Chart and figure data

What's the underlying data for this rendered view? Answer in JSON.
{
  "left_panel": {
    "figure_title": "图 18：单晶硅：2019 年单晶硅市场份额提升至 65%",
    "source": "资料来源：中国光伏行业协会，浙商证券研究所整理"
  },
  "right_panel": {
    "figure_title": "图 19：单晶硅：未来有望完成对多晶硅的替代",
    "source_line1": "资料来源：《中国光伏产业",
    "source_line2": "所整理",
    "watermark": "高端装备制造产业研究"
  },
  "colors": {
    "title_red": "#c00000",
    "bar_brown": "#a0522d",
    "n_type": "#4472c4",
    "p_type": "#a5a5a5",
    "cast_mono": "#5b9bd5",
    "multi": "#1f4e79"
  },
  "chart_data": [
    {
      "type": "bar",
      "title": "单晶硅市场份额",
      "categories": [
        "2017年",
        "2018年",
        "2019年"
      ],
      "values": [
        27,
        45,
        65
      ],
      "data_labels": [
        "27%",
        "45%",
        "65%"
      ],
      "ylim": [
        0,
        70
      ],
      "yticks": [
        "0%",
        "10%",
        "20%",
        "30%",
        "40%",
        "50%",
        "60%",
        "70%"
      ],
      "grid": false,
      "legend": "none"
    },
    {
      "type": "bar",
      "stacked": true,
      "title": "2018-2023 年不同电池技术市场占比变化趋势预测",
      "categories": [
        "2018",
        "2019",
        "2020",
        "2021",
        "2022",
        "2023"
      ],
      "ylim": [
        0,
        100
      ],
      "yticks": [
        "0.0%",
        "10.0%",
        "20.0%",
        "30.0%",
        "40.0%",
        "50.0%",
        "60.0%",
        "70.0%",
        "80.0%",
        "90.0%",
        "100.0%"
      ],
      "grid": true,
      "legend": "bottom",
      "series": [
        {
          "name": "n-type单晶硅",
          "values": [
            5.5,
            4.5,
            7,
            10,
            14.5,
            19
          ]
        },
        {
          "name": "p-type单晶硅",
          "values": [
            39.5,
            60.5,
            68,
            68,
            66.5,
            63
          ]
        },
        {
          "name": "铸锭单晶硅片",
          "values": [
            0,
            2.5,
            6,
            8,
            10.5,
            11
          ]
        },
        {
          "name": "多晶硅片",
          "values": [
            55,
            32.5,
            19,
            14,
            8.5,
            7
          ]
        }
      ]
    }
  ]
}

→ Aim of the task
Using the material above, print every entry exactly as written.

→ Response to the task
What's the underlying data for this rendered view? Answer in JSON.
{
  "left_panel": {
    "figure_title": "图 18：单晶硅：2019 年单晶硅市场份额提升至 65%",
    "source": "资料来源：中国光伏行业协会，浙商证券研究所整理"
  },
  "right_panel": {
    "figure_title": "图 19：单晶硅：未来有望完成对多晶硅的替代",
    "source_line1": "资料来源：《中国光伏产业",
    "source_line2": "所整理",
    "watermark": "高端装备制造产业研究"
  },
  "colors": {
    "title_red": "#c00000",
    "bar_brown": "#a0522d",
    "n_type": "#4472c4",
    "p_type": "#a5a5a5",
    "cast_mono": "#5b9bd5",
    "multi": "#1f4e79"
  },
  "chart_data": [
    {
      "type": "bar",
      "title": "单晶硅市场份额",
      "categories": [
        "2017年",
        "2018年",
        "2019年"
      ],
      "values": [
        27,
        45,
        65
      ],
      "data_labels": [
        "27%",
        "45%",
        "65%"
      ],
      "ylim": [
        0,
        70
      ],
      "yticks": [
        "0%",
        "10%",
        "20%",
        "30%",
        "40%",
        "50%",
        "60%",
        "70%"
      ],
      "grid": false,
      "legend": "none"
    },
    {
      "type": "bar",
      "stacked": true,
      "title": "2018-2023 年不同电池技术市场占比变化趋势预测",
      "categories": [
        "2018",
        "2019",
        "2020",
        "2021",
        "2022",
        "2023"
      ],
      "ylim": [
        0,
        100
      ],
      "yticks": [
        "0.0%",
        "10.0%",
        "20.0%",
        "30.0%",
        "40.0%",
        "50.0%",
        "60.0%",
        "70.0%",
        "80.0%",
        "90.0%",
        "100.0%"
      ],
      "grid": true,
      "legend": "bottom",
      "series": [
        {
          "name": "n-type单晶硅",
          "values": [
            5.5,
            4.5,
            7,
            10,
            14.5,
            19
          ]
        },
        {
          "name": "p-type单晶硅",
          "values": [
            39.5,
            60.5,
            68,
            68,
            66.5,
            63
          ]
        },
        {
          "name": "铸锭单晶硅片",
          "values": [
            0,
            2.5,
            6,
            8,
            10.5,
            11
          ]
        },
        {
          "name": "多晶硅片",
          "values": [
            55,
            32.5,
            19,
            14,
            8.5,
            7
          ]
        }
      ]
    }
  ]
}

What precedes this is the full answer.